• Data for this exercise:

-- BEGIN --

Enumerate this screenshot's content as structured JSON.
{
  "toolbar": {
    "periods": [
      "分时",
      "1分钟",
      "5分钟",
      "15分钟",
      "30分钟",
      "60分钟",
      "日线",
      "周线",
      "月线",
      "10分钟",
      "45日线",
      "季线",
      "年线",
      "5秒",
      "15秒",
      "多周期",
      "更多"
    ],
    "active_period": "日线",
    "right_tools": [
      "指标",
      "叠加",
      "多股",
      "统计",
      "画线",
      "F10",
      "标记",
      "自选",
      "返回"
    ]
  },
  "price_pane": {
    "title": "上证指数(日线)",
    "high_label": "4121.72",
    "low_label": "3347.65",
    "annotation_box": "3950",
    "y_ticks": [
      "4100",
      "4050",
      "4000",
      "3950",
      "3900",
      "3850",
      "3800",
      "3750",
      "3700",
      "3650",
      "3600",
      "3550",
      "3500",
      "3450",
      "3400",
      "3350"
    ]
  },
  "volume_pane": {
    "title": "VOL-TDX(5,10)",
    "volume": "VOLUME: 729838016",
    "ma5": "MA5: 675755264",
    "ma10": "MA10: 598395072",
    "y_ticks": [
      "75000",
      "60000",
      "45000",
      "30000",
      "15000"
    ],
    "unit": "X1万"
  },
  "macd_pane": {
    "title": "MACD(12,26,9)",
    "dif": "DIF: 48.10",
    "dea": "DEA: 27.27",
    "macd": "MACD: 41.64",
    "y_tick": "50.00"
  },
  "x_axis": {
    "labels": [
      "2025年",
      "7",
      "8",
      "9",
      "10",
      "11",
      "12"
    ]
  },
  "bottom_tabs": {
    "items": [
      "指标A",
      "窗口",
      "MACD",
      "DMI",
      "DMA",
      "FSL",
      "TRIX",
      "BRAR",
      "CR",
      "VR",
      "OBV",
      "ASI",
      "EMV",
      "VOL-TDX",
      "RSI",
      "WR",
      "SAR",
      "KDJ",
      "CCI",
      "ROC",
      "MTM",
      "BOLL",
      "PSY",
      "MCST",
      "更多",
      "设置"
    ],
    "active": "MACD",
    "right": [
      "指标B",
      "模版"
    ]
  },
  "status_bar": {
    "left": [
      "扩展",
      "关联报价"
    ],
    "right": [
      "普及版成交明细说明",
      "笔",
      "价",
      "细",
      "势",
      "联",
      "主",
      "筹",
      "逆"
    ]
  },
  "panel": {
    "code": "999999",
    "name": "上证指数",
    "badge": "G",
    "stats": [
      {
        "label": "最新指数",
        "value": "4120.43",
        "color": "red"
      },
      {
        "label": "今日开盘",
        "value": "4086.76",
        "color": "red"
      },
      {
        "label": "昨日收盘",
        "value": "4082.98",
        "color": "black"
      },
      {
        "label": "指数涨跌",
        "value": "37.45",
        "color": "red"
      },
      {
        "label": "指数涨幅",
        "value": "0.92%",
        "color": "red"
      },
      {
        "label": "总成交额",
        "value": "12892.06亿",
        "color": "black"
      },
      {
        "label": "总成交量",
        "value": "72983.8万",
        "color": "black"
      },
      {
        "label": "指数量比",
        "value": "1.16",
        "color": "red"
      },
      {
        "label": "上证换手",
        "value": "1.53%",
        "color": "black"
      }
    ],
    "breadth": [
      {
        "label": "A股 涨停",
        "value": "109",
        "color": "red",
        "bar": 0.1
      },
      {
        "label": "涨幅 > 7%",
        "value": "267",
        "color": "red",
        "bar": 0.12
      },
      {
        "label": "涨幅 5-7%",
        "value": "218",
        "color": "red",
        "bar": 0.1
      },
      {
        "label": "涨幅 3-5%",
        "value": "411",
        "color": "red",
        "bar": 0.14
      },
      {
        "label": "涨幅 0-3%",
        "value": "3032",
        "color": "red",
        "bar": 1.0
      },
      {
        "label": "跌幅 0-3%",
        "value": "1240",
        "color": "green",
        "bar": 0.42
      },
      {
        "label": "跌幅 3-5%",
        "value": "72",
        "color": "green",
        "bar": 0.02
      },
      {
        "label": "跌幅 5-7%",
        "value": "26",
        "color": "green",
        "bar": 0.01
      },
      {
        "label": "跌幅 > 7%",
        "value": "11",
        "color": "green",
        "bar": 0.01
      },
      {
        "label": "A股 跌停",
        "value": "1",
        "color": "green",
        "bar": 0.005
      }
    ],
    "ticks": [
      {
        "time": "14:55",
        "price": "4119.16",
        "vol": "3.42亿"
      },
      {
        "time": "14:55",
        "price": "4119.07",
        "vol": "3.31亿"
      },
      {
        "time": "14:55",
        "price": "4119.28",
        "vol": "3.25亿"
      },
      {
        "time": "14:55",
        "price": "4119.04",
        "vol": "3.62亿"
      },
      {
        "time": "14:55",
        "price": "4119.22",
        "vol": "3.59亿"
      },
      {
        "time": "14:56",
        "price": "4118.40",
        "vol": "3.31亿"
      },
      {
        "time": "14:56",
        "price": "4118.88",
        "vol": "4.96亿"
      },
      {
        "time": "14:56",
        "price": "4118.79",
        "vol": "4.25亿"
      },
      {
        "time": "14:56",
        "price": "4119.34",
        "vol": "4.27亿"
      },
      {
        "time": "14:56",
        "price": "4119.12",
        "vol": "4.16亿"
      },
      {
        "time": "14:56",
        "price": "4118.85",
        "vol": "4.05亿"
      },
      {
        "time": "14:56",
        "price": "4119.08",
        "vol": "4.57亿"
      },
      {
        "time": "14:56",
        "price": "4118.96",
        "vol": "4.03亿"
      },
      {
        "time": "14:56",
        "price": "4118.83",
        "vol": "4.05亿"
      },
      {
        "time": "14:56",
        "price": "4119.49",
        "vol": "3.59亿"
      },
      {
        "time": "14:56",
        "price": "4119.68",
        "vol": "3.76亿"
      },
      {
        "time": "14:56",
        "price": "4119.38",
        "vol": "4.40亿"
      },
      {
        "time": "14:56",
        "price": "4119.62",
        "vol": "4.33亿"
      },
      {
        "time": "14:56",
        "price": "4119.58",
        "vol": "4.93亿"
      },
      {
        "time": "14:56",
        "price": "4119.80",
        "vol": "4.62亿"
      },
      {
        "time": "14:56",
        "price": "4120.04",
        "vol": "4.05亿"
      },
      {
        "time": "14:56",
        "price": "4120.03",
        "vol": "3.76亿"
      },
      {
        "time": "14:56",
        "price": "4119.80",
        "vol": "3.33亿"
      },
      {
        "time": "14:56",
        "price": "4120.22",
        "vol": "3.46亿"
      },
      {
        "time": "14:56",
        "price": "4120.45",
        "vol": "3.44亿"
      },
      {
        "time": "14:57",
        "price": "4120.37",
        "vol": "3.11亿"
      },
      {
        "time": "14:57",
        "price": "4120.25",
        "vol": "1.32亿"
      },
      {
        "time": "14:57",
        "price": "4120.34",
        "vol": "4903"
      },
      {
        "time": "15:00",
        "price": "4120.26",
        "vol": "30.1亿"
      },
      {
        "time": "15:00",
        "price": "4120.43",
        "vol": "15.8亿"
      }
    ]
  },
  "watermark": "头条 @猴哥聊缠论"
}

-- END --

• What you are asked to do:
Extract all the entries word for word.

• Result of this task:
Enumerate this screenshot's content as structured JSON.
{
  "toolbar": {
    "periods": [
      "分时",
      "1分钟",
      "5分钟",
      "15分钟",
      "30分钟",
      "60分钟",
      "日线",
      "周线",
      "月线",
      "10分钟",
      "45日线",
      "季线",
      "年线",
      "5秒",
      "15秒",
      "多周期",
      "更多"
    ],
    "active_period": "日线",
    "right_tools": [
      "指标",
      "叠加",
      "多股",
      "统计",
      "画线",
      "F10",
      "标记",
      "自选",
      "返回"
    ]
  },
  "price_pane": {
    "title": "上证指数(日线)",
    "high_label": "4121.72",
    "low_label": "3347.65",
    "annotation_box": "3950",
    "y_ticks": [
      "4100",
      "4050",
      "4000",
      "3950",
      "3900",
      "3850",
      "3800",
      "3750",
      "3700",
      "3650",
      "3600",
      "3550",
      "3500",
      "3450",
      "3400",
      "3350"
    ]
  },
  "volume_pane": {
    "title": "VOL-TDX(5,10)",
    "volume": "VOLUME: 729838016",
    "ma5": "MA5: 675755264",
    "ma10": "MA10: 598395072",
    "y_ticks": [
      "75000",
      "60000",
      "45000",
      "30000",
      "15000"
    ],
    "unit": "X1万"
  },
  "macd_pane": {
    "title": "MACD(12,26,9)",
    "dif": "DIF: 48.10",
    "dea": "DEA: 27.27",
    "macd": "MACD: 41.64",
    "y_tick": "50.00"
  },
  "x_axis": {
    "labels": [
      "2025年",
      "7",
      "8",
      "9",
      "10",
      "11",
      "12"
    ]
  },
  "bottom_tabs": {
    "items": [
      "指标A",
      "窗口",
      "MACD",
      "DMI",
      "DMA",
      "FSL",
      "TRIX",
      "BRAR",
      "CR",
      "VR",
      "OBV",
      "ASI",
      "EMV",
      "VOL-TDX",
      "RSI",
      "WR",
      "SAR",
      "KDJ",
      "CCI",
      "ROC",
      "MTM",
      "BOLL",
      "PSY",
      "MCST",
      "更多",
      "设置"
    ],
    "active": "MACD",
    "right": [
      "指标B",
      "模版"
    ]
  },
  "status_bar": {
    "left": [
      "扩展",
      "关联报价"
    ],
    "right": [
      "普及版成交明细说明",
      "笔",
      "价",
      "细",
      "势",
      "联",
      "主",
      "筹",
      "逆"
    ]
  },
  "panel": {
    "code": "999999",
    "name": "上证指数",
    "badge": "G",
    "stats": [
      {
        "label": "最新指数",
        "value": "4120.43",
        "color": "red"
      },
      {
        "label": "今日开盘",
        "value": "4086.76",
        "color": "red"
      },
      {
        "label": "昨日收盘",
        "value": "4082.98",
        "color": "black"
      },
      {
        "label": "指数涨跌",
        "value": "37.45",
        "color": "red"
      },
      {
        "label": "指数涨幅",
        "value": "0.92%",
        "color": "red"
      },
      {
        "label": "总成交额",
        "value": "12892.06亿",
        "color": "black"
      },
      {
        "label": "总成交量",
        "value": "72983.8万",
        "color": "black"
      },
      {
        "label": "指数量比",
        "value": "1.16",
        "color": "red"
      },
      {
        "label": "上证换手",
        "value": "1.53%",
        "color": "black"
      }
    ],
    "breadth": [
      {
        "label": "A股 涨停",
        "value": "109",
        "color": "red",
        "bar": 0.1
      },
      {
        "label": "涨幅 > 7%",
        "value": "267",
        "color": "red",
        "bar": 0.12
      },
      {
        "label": "涨幅 5-7%",
        "value": "218",
        "color": "red",
        "bar": 0.1
      },
      {
        "label": "涨幅 3-5%",
        "value": "411",
        "color": "red",
        "bar": 0.14
      },
      {
        "label": "涨幅 0-3%",
        "value": "3032",
        "color": "red",
        "bar": 1.0
      },
      {
        "label": "跌幅 0-3%",
        "value": "1240",
        "color": "green",
        "bar": 0.42
      },
      {
        "label": "跌幅 3-5%",
        "value": "72",
        "color": "green",
        "bar": 0.02
      },
      {
        "label": "跌幅 5-7%",
        "value": "26",
        "color": "green",
        "bar": 0.01
      },
      {
        "label": "跌幅 > 7%",
        "value": "11",
        "color": "green",
        "bar": 0.01
      },
      {
        "label": "A股 跌停",
        "value": "1",
        "color": "green",
        "bar": 0.005
      }
    ],
    "ticks": [
      {
        "time": "14:55",
        "price": "4119.16",
        "vol": "3.42亿"
      },
      {
        "time": "14:55",
        "price": "4119.07",
        "vol": "3.31亿"
      },
      {
        "time": "14:55",
        "price": "4119.28",
        "vol": "3.25亿"
      },
      {
        "time": "14:55",
        "price": "4119.04",
        "vol": "3.62亿"
      },
      {
        "time": "14:55",
        "price": "4119.22",
        "vol": "3.59亿"
      },
      {
        "time": "14:56",
        "price": "4118.40",
        "vol": "3.31亿"
      },
      {
        "time": "14:56",
        "price": "4118.88",
        "vol": "4.96亿"
      },
      {
        "time": "14:56",
        "price": "4118.79",
        "vol": "4.25亿"
      },
      {
        "time": "14:56",
        "price": "4119.34",
        "vol": "4.27亿"
      },
      {
        "time": "14:56",
        "price": "4119.12",
        "vol": "4.16亿"
      },
      {
        "time": "14:56",
        "price": "4118.85",
        "vol": "4.05亿"
      },
      {
        "time": "14:56",
        "price": "4119.08",
        "vol": "4.57亿"
      },
      {
        "time": "14:56",
        "price": "4118.96",
        "vol": "4.03亿"
      },
      {
        "time": "14:56",
        "price": "4118.83",
        "vol": "4.05亿"
      },
      {
        "time": "14:56",
        "price": "4119.49",
        "vol": "3.59亿"
      },
      {
        "time": "14:56",
        "price": "4119.68",
        "vol": "3.76亿"
      },
      {
        "time": "14:56",
        "price": "4119.38",
        "vol": "4.40亿"
      },
      {
        "time": "14:56",
        "price": "4119.62",
        "vol": "4.33亿"
      },
      {
        "time": "14:56",
        "price": "4119.58",
        "vol": "4.93亿"
      },
      {
        "time": "14:56",
        "price": "4119.80",
        "vol": "4.62亿"
      },
      {
        "time": "14:56",
        "price": "4120.04",
        "vol": "4.05亿"
      },
      {
        "time": "14:56",
        "price": "4120.03",
        "vol": "3.76亿"
      },
      {
        "time": "14:56",
        "price": "4119.80",
        "vol": "3.33亿"
      },
      {
        "time": "14:56",
        "price": "4120.22",
        "vol": "3.46亿"
      },
      {
        "time": "14:56",
        "price": "4120.45",
        "vol": "3.44亿"
      },
      {
        "time": "14:57",
        "price": "4120.37",
        "vol": "3.11亿"
      },
      {
        "time": "14:57",
        "price": "4120.25",
        "vol": "1.32亿"
      },
      {
        "time": "14:57",
        "price": "4120.34",
        "vol": "4903"
      },
      {
        "time": "15:00",
        "price": "4120.26",
        "vol": "30.1亿"
      },
      {
        "time": "15:00",
        "price": "4120.43",
        "vol": "15.8亿"
      }
    ]
  },
  "watermark": "头条 @猴哥聊缠论"
}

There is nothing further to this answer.